_Set task_.
Bring together all lines of the material below that contain the string "سألت".

--------

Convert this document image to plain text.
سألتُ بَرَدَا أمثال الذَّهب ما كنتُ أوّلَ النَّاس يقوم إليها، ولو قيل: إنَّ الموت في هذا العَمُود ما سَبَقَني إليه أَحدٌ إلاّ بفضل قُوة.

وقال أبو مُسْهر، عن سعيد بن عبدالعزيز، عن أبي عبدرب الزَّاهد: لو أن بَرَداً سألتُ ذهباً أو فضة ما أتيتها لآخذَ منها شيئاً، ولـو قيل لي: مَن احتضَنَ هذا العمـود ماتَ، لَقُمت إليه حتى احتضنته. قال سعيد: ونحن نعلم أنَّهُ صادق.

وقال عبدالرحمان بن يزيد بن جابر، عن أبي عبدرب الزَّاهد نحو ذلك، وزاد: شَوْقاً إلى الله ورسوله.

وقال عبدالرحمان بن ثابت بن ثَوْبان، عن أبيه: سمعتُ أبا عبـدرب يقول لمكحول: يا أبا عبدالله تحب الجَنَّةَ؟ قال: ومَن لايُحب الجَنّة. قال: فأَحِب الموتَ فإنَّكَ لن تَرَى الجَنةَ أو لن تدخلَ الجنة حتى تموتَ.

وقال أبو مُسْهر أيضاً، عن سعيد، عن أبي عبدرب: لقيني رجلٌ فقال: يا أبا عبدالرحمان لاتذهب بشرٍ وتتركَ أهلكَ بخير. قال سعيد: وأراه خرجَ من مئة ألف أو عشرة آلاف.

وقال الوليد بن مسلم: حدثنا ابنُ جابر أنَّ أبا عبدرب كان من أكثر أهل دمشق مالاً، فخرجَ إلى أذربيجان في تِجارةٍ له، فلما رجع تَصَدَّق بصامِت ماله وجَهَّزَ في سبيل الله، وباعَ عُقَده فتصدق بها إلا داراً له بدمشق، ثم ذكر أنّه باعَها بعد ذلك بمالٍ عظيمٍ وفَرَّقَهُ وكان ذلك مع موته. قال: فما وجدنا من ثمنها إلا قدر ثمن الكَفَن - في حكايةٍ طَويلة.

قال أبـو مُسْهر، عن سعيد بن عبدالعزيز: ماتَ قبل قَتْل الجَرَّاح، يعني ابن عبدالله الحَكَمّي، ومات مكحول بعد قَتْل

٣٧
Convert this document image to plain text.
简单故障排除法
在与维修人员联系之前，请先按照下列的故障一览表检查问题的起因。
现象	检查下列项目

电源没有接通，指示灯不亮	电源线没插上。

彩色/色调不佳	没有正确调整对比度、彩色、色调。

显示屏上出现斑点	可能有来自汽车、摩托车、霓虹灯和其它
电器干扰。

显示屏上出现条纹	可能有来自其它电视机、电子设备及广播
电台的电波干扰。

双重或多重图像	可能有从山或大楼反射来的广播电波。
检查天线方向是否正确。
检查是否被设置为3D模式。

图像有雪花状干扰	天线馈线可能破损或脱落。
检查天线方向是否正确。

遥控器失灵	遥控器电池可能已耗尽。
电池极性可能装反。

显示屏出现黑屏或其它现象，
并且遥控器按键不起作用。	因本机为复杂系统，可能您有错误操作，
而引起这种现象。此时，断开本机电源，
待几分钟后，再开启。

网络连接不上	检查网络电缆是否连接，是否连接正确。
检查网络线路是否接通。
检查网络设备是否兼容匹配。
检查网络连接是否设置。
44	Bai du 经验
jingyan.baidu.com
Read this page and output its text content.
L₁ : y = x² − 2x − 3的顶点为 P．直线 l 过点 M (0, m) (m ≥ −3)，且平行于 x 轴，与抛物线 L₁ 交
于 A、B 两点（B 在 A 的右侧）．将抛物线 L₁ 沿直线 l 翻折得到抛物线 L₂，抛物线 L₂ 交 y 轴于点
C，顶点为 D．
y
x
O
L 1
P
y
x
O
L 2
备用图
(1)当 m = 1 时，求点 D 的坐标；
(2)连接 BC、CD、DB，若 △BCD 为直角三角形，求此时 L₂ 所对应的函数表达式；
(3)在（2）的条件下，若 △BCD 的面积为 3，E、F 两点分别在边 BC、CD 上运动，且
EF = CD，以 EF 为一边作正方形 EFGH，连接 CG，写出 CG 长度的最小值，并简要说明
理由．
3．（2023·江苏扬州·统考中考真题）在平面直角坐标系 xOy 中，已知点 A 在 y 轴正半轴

--------

_Reply to the task_.
سألتُ بَرَدَا أمثال الذَّهب ما كنتُ أوّلَ النَّاس يقوم إليها، ولو قيل: إنَّ الموت في هذا العَمُود ما سَبَقَني إليه أَحدٌ إلاّ بفضل قُوة.
وقال أبو مُسْهر، عن سعيد بن عبدالعزيز، عن أبي عبدرب الزَّاهد: لو أن بَرَداً سألتُ ذهباً أو فضة ما أتيتها لآخذَ منها شيئاً، ولـو قيل لي: مَن احتضَنَ هذا العمـود ماتَ، لَقُمت إليه حتى احتضنته. قال سعيد: ونحن نعلم أنَّهُ صادق.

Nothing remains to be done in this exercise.